WHAT THE EXERCISE ASKS
Where a line contains the string "while", copy that line.
*** AVAILABLE RECORDS
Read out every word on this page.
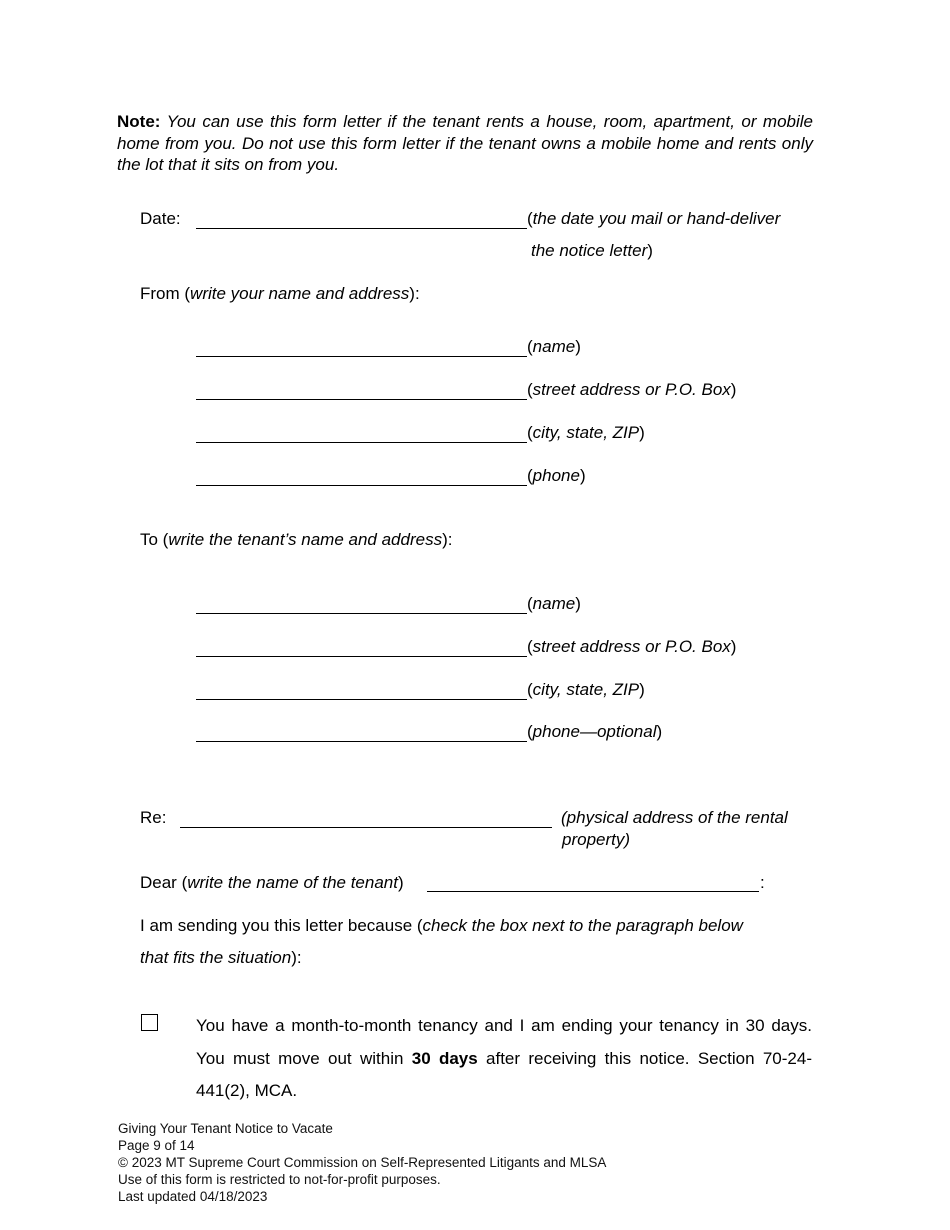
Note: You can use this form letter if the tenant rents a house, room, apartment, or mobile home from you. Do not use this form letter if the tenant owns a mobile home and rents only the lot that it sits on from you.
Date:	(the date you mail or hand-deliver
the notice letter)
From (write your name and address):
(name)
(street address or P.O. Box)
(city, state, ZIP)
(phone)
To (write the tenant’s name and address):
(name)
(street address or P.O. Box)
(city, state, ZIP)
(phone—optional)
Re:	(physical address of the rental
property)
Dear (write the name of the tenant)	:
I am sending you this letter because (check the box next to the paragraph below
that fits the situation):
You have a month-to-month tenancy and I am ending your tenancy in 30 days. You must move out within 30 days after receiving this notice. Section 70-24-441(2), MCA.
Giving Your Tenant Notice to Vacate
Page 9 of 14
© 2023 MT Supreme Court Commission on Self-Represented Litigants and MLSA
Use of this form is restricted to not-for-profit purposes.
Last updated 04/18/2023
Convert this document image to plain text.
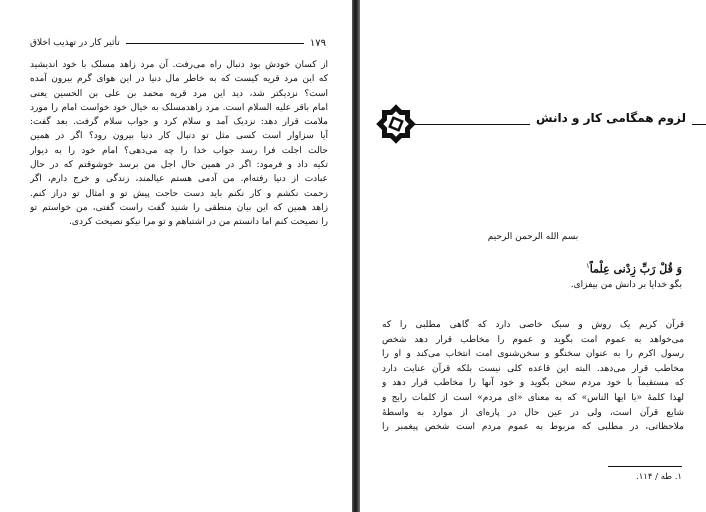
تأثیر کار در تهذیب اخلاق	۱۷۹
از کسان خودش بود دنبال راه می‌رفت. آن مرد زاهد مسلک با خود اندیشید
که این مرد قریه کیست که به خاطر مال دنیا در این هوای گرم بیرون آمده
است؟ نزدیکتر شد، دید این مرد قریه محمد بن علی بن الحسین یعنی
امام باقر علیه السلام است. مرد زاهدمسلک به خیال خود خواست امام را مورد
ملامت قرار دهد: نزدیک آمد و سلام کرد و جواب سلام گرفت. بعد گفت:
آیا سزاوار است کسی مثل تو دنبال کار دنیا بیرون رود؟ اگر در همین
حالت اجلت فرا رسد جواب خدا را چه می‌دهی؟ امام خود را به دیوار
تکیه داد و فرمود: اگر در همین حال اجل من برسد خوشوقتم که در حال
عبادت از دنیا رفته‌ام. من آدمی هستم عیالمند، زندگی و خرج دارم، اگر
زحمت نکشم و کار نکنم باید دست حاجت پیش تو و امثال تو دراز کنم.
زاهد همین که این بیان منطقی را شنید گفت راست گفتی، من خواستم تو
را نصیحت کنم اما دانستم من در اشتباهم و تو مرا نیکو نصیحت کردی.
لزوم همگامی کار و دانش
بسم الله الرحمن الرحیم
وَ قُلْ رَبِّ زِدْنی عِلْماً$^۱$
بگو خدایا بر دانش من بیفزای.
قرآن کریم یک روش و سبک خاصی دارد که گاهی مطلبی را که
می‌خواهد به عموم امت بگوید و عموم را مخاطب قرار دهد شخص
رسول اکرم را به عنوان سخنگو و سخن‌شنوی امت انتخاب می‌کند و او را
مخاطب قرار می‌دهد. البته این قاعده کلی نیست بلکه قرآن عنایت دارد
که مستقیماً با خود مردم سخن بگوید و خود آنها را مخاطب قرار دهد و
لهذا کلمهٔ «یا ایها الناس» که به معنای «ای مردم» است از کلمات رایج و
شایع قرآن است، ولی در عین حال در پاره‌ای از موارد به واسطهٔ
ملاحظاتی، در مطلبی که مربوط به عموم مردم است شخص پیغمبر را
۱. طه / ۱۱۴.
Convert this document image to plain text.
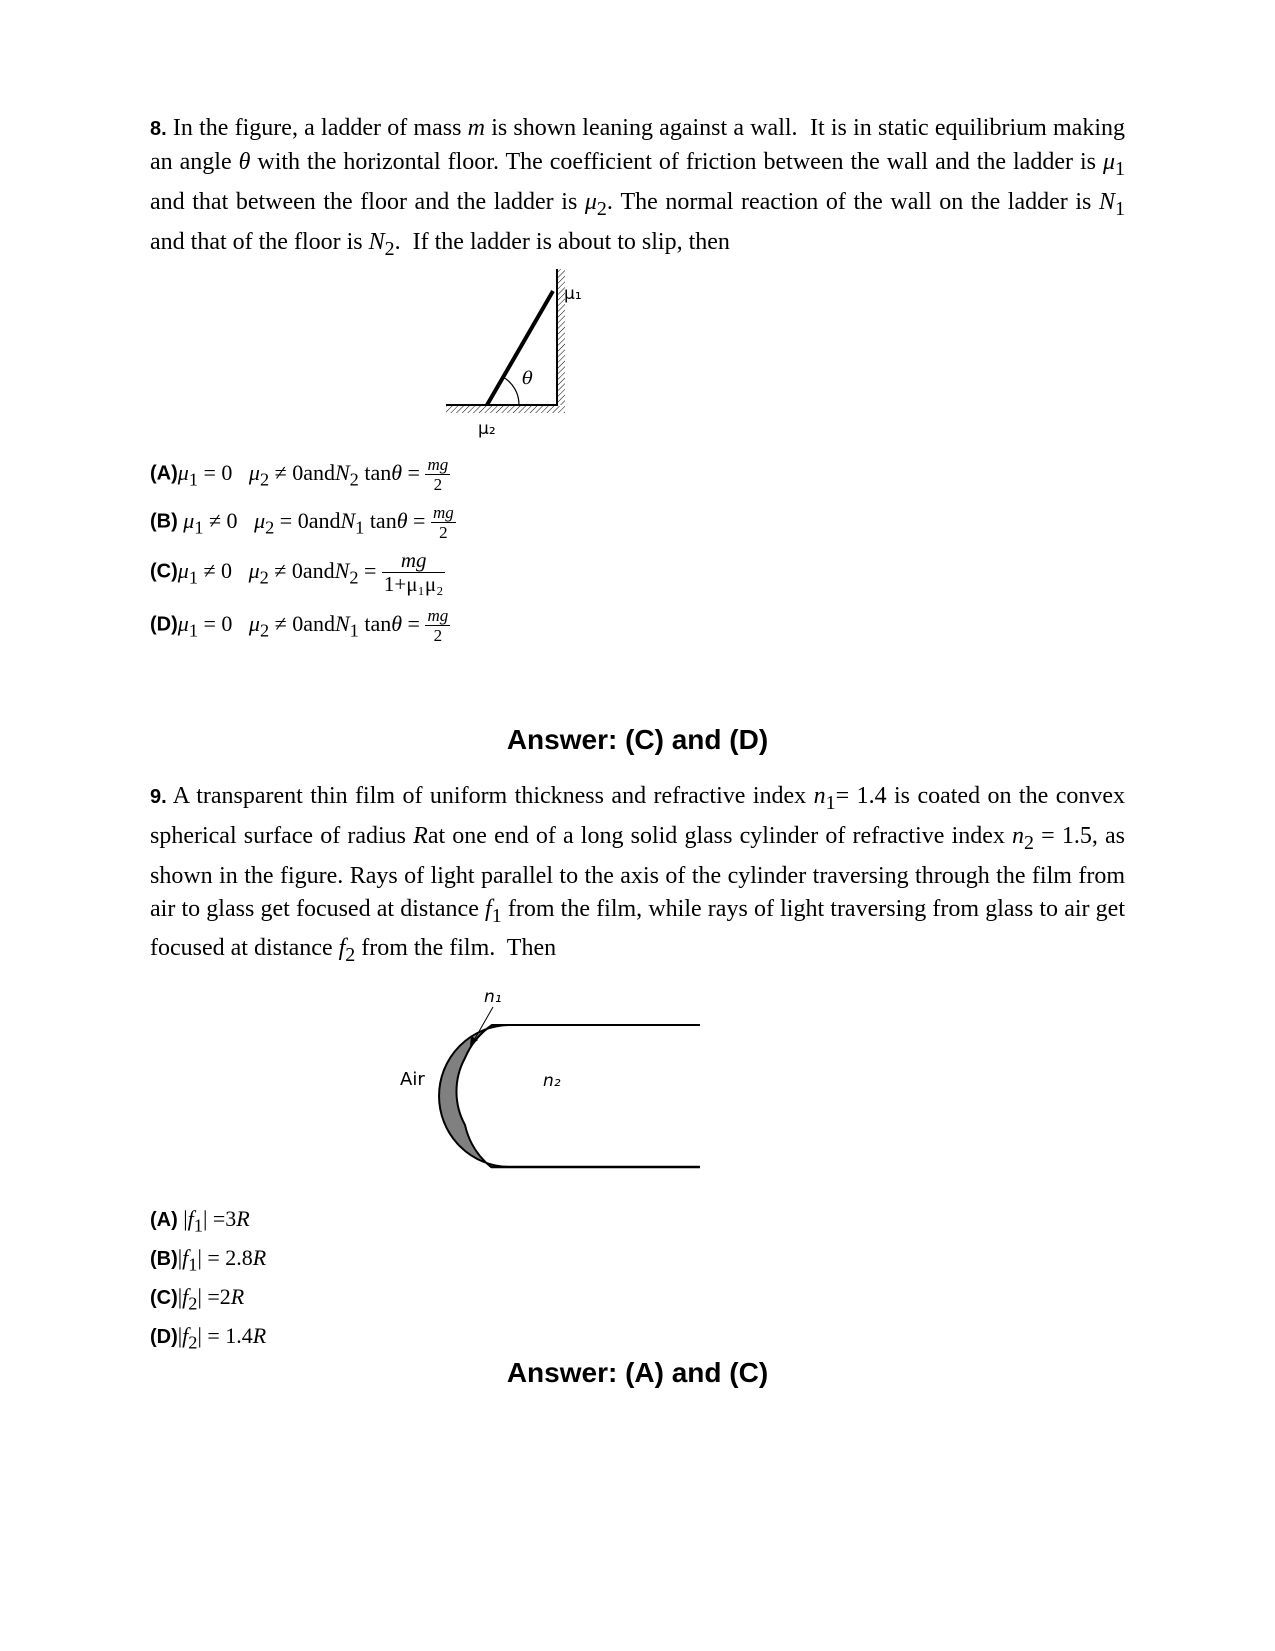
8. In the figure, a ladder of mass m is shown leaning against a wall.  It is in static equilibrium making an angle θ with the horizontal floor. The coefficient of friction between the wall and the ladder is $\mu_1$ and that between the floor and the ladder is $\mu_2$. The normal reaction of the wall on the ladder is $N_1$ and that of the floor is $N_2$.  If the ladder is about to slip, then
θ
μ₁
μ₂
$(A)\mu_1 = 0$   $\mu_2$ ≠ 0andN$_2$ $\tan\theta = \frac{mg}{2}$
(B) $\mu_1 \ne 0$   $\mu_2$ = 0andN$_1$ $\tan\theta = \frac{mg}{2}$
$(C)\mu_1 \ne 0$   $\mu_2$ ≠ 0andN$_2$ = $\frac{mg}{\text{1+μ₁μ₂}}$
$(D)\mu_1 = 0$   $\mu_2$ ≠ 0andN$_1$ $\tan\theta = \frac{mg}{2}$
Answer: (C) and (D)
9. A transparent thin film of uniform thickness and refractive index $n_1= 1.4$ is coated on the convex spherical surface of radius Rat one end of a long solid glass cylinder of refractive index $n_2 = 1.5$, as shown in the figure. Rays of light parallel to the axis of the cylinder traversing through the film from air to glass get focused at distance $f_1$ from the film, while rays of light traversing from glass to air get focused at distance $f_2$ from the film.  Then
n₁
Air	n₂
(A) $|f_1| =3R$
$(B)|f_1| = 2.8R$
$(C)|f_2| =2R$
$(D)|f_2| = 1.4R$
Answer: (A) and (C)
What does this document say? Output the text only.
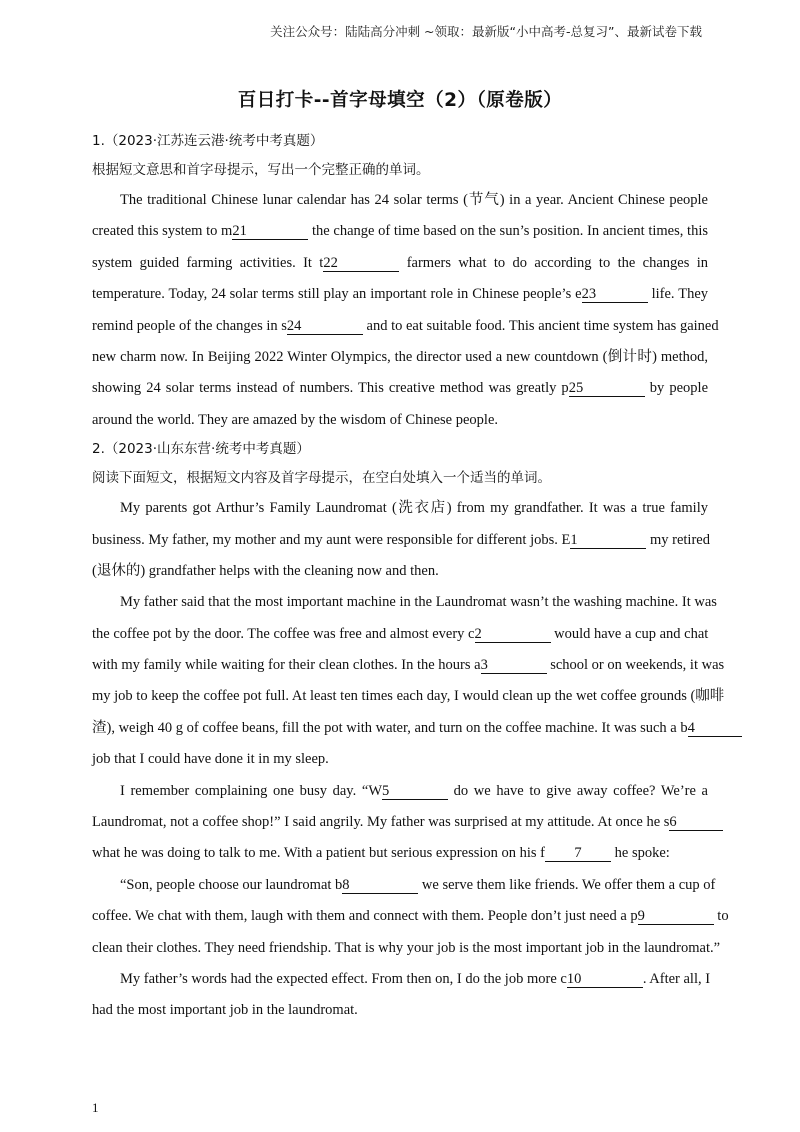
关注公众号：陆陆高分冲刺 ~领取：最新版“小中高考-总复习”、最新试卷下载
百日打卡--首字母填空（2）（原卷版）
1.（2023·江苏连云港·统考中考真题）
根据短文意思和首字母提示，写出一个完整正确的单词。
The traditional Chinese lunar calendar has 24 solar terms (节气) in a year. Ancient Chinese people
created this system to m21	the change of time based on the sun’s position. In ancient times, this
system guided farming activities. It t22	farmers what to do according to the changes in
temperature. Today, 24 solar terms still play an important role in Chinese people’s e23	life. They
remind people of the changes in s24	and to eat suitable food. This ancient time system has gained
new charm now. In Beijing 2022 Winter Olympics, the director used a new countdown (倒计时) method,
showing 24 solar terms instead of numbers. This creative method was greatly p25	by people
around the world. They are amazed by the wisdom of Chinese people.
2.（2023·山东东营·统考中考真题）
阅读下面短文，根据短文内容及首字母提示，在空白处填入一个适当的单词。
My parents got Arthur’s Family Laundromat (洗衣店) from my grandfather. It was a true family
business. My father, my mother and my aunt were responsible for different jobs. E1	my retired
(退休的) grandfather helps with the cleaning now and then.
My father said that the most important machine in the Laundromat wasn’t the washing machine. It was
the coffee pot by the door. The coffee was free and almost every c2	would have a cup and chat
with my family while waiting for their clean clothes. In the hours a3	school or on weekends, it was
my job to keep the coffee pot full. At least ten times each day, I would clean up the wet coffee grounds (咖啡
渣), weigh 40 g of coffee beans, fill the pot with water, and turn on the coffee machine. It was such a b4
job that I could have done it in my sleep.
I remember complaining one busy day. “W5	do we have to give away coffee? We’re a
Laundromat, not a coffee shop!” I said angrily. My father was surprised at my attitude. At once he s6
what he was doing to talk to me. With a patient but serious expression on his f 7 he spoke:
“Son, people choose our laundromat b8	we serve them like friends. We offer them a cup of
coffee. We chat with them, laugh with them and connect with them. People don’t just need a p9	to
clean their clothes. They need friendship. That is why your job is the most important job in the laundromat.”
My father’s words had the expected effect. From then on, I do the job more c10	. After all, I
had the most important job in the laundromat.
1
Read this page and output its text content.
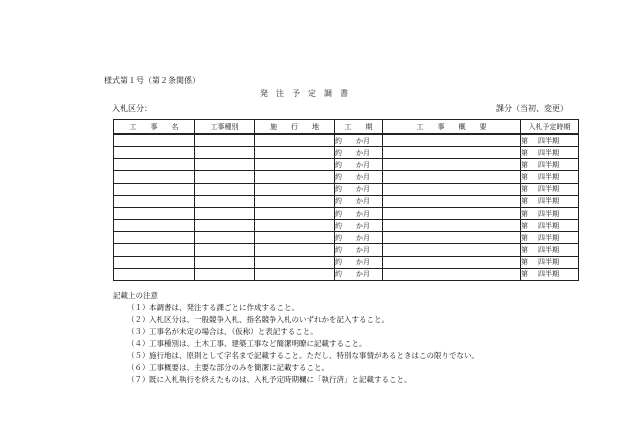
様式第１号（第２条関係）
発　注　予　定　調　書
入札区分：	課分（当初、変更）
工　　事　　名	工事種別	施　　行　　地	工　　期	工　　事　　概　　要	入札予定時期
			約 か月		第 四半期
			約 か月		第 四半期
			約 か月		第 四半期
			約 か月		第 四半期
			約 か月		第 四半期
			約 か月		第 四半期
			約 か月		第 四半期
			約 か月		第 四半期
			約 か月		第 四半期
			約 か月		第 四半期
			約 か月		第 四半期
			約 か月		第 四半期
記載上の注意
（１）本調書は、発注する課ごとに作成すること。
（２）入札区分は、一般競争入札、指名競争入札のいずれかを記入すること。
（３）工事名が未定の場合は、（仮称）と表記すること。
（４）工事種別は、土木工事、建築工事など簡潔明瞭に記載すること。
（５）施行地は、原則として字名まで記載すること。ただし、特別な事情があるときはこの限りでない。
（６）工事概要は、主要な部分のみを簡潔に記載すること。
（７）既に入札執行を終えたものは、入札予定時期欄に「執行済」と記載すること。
******
WRITTEN ANSWER
9. A transparent thin film of uniform thickness and refractive index $n_1= 1.4$ is coated on the convex spherical surface of radius Rat one end of a long solid glass cylinder of refractive index $n_2 = 1.5$, as shown in the figure. Rays of light parallel to the axis of the cylinder traversing through the film from air to glass get focused at distance $f_1$ from the film, while rays of light traversing from glass to air get focused at distance $f_2$ from the film.  Then
with my family while waiting for their clean clothes. In the hours a3	school or on weekends, it was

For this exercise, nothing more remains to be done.